-- Start Records --

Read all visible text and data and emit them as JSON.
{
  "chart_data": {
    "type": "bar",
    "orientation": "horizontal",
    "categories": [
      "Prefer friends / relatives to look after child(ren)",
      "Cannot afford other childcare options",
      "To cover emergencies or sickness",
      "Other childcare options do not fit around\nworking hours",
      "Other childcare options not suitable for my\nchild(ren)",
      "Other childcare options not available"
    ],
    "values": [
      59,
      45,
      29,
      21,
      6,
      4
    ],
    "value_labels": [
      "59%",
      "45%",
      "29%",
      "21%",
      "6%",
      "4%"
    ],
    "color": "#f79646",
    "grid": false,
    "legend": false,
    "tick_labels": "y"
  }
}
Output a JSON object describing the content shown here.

-- End Records --
-- Start Records --

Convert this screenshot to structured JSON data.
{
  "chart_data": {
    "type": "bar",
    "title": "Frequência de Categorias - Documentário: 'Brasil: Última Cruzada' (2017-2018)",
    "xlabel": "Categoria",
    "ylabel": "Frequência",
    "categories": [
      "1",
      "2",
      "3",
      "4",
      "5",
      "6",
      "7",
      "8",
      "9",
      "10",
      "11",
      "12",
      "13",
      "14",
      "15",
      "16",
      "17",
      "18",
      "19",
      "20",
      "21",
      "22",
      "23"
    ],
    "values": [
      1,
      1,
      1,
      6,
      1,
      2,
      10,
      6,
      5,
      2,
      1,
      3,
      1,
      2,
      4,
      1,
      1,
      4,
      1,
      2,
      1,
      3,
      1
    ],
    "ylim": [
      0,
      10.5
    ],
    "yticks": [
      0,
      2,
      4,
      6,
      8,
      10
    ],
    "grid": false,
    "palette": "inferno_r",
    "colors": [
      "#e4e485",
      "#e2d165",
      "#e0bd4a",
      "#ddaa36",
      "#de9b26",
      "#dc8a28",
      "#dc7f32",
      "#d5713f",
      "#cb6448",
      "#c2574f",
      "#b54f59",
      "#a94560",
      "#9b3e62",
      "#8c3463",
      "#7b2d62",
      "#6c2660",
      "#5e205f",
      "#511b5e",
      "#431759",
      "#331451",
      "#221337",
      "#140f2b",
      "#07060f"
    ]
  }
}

-- End Records --

### Goal of the exercise
Above are the records; from them, give again exactly the lines from the one containing "Read all visible" through the one containing "Output a JSON", both included.

### Correct answer
Read all visible text and data and emit them as JSON.
{
  "chart_data": {
    "type": "bar",
    "orientation": "horizontal",
    "categories": [
      "Prefer friends / relatives to look after child(ren)",
      "Cannot afford other childcare options",
      "To cover emergencies or sickness",
      "Other childcare options do not fit around\nworking hours",
      "Other childcare options not suitable for my\nchild(ren)",
      "Other childcare options not available"
    ],
    "values": [
      59,
      45,
      29,
      21,
      6,
      4
    ],
    "value_labels": [
      "59%",
      "45%",
      "29%",
      "21%",
      "6%",
      "4%"
    ],
    "color": "#f79646",
    "grid": false,
    "legend": false,
    "tick_labels": "y"
  }
}
Output a JSON object describing the content shown here.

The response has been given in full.